**Short problem:** Go through the records below line by line. Count the lines with "presente" and give the count alone.

**Entries shown:**
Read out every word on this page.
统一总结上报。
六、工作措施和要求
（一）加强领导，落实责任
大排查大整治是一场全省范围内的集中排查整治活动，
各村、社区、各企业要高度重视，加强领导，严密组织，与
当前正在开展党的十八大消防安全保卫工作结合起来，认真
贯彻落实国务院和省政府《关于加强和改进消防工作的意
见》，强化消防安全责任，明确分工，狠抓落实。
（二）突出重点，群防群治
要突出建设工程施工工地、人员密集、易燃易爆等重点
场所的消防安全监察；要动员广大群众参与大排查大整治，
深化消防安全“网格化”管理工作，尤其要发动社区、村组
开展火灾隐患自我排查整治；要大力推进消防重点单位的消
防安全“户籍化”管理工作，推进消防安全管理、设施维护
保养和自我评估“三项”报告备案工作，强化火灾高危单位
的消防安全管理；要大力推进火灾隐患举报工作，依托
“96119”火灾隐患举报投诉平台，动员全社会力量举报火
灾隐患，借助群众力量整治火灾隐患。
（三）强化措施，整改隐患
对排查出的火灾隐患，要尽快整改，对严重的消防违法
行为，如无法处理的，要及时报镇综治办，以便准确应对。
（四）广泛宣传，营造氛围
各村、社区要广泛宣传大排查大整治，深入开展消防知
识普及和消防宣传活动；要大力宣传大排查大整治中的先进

--

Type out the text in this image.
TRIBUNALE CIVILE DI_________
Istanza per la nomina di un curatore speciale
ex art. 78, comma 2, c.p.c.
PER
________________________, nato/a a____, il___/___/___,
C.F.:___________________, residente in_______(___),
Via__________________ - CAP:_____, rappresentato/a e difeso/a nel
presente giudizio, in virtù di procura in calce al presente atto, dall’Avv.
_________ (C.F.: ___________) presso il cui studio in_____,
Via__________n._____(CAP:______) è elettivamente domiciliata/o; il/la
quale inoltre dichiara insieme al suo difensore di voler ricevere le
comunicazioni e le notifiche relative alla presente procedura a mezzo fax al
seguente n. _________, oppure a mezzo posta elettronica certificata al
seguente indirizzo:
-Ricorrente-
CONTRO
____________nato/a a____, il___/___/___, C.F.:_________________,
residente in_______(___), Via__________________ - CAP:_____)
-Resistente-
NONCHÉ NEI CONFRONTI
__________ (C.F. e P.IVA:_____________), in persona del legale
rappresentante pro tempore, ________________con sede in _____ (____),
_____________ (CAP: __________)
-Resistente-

...

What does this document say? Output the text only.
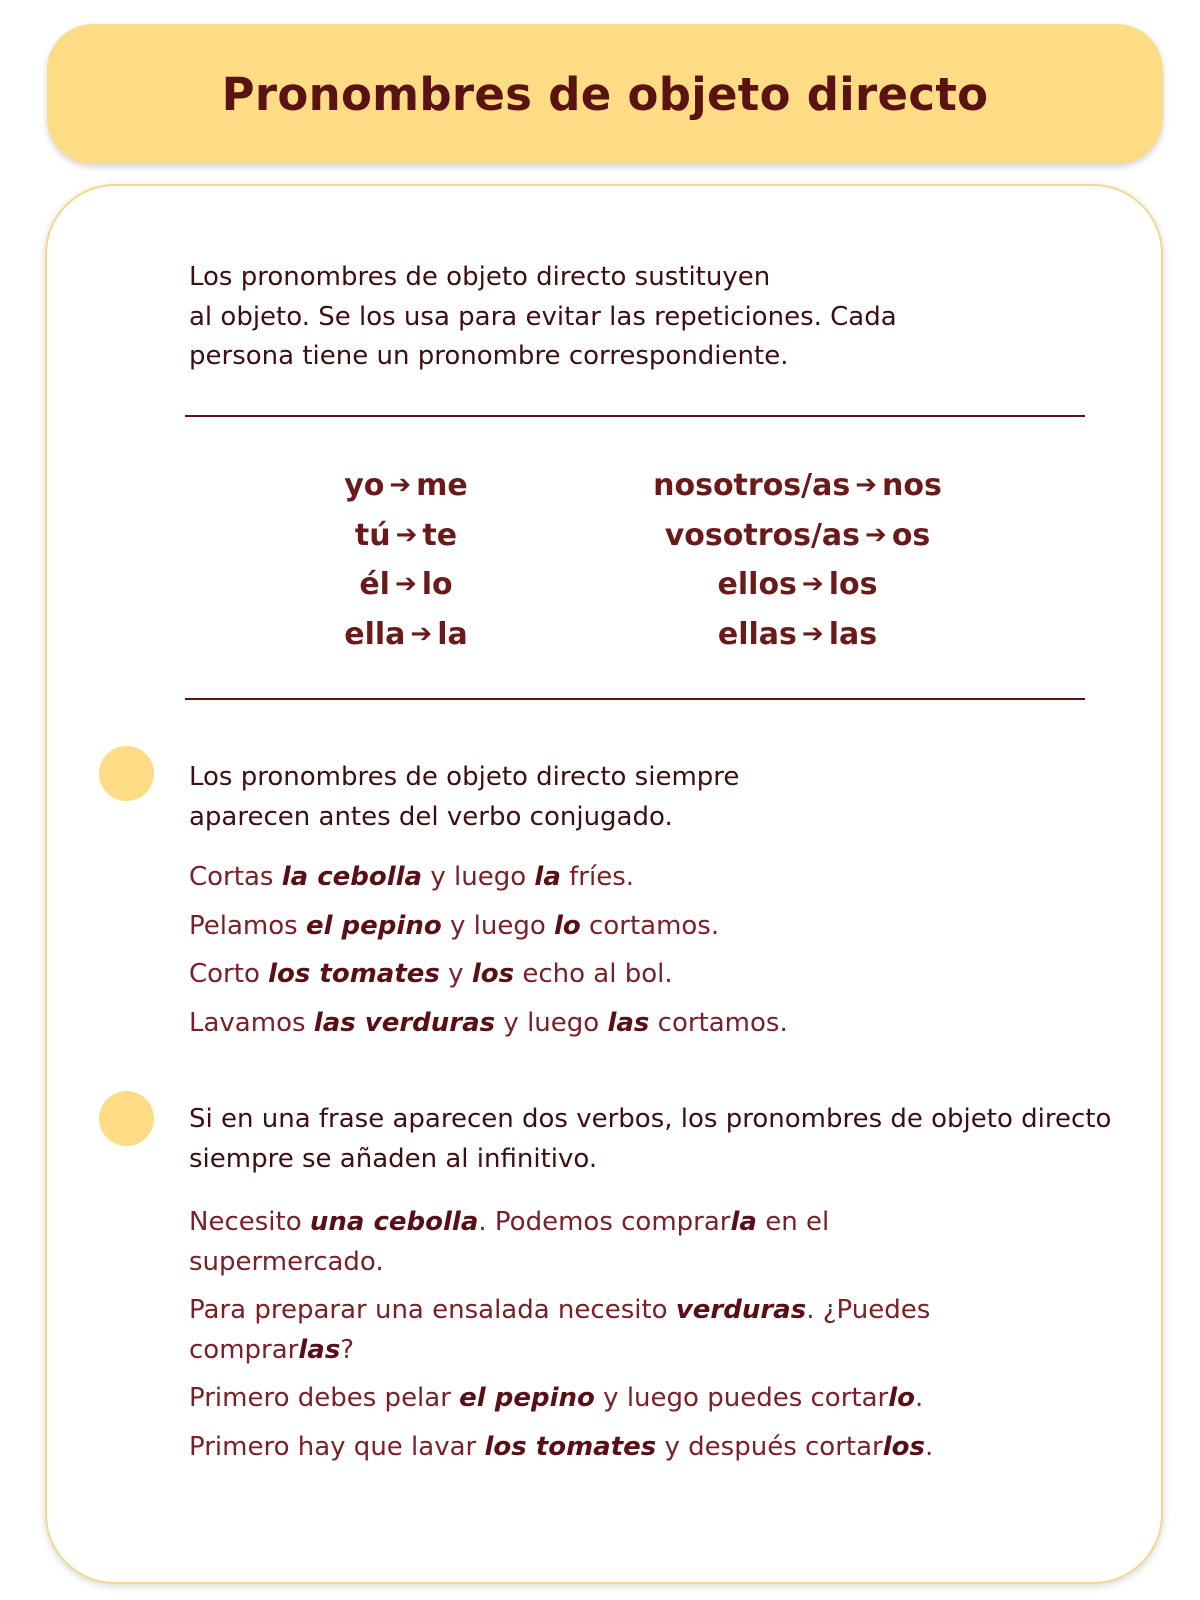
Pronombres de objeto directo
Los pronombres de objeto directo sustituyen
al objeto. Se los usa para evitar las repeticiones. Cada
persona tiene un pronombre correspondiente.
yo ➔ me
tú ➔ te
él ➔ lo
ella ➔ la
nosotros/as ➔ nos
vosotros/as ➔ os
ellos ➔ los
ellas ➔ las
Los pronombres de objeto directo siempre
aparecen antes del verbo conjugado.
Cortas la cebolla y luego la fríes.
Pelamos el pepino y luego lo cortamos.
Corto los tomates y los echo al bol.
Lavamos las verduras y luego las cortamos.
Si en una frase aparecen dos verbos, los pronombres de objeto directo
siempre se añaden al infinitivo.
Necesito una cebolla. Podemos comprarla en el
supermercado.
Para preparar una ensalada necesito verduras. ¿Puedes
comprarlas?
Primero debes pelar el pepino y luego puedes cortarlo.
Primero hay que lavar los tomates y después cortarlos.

**Correct result:** 2